■ Task material:
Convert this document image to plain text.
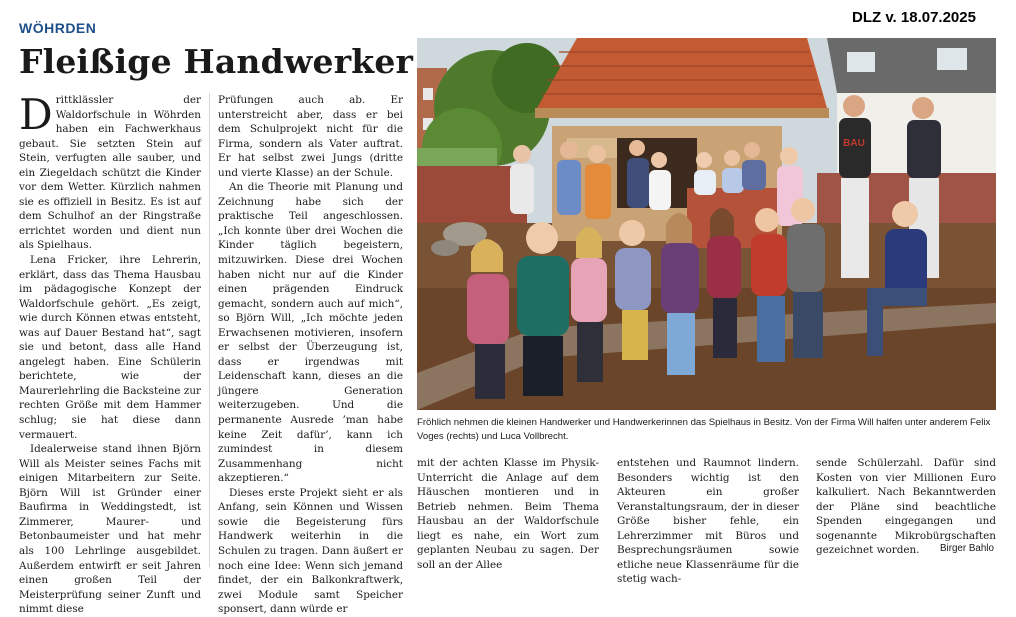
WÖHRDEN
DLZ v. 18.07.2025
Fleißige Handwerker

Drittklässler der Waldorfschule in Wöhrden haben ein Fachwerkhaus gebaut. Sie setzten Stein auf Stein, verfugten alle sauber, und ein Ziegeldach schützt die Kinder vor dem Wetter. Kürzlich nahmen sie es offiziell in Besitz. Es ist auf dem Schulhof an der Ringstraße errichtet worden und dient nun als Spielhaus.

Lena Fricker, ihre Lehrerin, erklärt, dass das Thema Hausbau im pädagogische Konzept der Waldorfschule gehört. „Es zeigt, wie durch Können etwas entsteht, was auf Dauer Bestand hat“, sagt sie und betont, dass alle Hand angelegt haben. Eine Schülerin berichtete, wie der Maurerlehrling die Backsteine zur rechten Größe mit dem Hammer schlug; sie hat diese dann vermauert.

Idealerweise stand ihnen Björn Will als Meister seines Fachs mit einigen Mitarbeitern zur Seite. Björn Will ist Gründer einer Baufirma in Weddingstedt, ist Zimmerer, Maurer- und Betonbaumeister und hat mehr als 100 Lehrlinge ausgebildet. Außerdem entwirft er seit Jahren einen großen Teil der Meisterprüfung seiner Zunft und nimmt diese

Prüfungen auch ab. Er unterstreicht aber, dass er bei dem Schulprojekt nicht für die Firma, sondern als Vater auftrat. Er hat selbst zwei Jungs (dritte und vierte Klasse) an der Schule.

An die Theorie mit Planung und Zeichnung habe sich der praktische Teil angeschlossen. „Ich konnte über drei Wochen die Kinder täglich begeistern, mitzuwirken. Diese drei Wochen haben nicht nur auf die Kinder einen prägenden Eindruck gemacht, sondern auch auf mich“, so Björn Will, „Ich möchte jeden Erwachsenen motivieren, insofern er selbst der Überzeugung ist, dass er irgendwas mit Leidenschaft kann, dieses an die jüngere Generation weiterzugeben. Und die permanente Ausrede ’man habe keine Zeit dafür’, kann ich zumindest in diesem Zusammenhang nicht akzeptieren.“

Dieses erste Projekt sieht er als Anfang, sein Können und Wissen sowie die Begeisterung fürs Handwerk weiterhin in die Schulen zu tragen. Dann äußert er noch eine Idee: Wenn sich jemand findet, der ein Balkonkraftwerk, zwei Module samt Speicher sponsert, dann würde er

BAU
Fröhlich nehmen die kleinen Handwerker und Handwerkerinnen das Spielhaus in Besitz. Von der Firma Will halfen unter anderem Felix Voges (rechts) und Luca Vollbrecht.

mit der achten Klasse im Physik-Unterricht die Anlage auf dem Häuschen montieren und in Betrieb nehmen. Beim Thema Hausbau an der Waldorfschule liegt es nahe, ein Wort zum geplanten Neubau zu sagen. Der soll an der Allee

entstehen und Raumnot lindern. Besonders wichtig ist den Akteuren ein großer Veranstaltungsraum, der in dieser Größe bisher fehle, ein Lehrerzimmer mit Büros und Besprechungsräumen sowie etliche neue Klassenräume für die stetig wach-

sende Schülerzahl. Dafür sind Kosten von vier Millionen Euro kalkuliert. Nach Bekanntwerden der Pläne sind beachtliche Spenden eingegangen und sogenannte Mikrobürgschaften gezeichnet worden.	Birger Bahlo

--

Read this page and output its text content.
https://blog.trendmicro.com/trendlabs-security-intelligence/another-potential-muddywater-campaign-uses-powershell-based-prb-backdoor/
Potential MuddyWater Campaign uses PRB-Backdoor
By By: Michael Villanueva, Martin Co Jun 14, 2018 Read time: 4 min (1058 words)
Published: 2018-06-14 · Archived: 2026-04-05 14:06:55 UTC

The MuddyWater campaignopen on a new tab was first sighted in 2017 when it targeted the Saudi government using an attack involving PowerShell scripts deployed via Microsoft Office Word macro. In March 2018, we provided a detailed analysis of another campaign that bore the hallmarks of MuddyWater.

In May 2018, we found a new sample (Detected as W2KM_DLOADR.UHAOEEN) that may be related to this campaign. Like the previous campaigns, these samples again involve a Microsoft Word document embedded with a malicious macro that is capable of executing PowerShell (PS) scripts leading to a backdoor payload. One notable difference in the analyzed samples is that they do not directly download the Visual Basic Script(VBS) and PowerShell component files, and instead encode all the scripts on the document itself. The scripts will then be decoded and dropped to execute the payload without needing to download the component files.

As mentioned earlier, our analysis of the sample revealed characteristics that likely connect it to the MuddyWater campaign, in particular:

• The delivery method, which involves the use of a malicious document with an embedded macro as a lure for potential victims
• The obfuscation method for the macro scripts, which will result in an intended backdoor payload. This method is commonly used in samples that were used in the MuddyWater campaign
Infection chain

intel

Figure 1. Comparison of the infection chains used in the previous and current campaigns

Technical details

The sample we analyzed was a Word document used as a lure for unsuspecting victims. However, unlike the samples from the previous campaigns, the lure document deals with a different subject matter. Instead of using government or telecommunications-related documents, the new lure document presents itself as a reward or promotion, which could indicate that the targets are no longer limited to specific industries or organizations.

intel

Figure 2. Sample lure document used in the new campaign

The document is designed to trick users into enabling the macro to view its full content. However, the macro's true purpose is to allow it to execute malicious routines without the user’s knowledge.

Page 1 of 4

==

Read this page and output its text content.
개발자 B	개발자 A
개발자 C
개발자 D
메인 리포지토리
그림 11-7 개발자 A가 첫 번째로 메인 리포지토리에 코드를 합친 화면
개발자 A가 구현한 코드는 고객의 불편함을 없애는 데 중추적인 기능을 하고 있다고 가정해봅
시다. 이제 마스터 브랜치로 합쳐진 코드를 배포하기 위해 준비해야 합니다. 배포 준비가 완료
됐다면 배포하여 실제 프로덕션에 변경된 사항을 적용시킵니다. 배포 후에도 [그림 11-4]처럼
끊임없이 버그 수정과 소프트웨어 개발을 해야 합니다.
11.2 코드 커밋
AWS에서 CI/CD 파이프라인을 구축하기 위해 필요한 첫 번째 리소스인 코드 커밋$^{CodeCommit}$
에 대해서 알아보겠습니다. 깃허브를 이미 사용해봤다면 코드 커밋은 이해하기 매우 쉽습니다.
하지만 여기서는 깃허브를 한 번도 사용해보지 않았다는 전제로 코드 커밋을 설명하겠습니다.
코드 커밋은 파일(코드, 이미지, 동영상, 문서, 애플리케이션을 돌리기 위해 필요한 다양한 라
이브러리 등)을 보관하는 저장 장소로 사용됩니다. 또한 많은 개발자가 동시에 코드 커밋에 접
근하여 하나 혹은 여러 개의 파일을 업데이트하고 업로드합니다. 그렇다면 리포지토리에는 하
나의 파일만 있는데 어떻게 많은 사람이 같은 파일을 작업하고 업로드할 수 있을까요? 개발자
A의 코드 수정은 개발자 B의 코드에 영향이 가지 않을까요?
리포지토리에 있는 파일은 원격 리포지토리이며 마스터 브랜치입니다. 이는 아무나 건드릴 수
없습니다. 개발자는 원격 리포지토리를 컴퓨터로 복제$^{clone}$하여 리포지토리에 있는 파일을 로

■ The request: Give only the count of lines in the data that include the string "document".

■ Task result: 6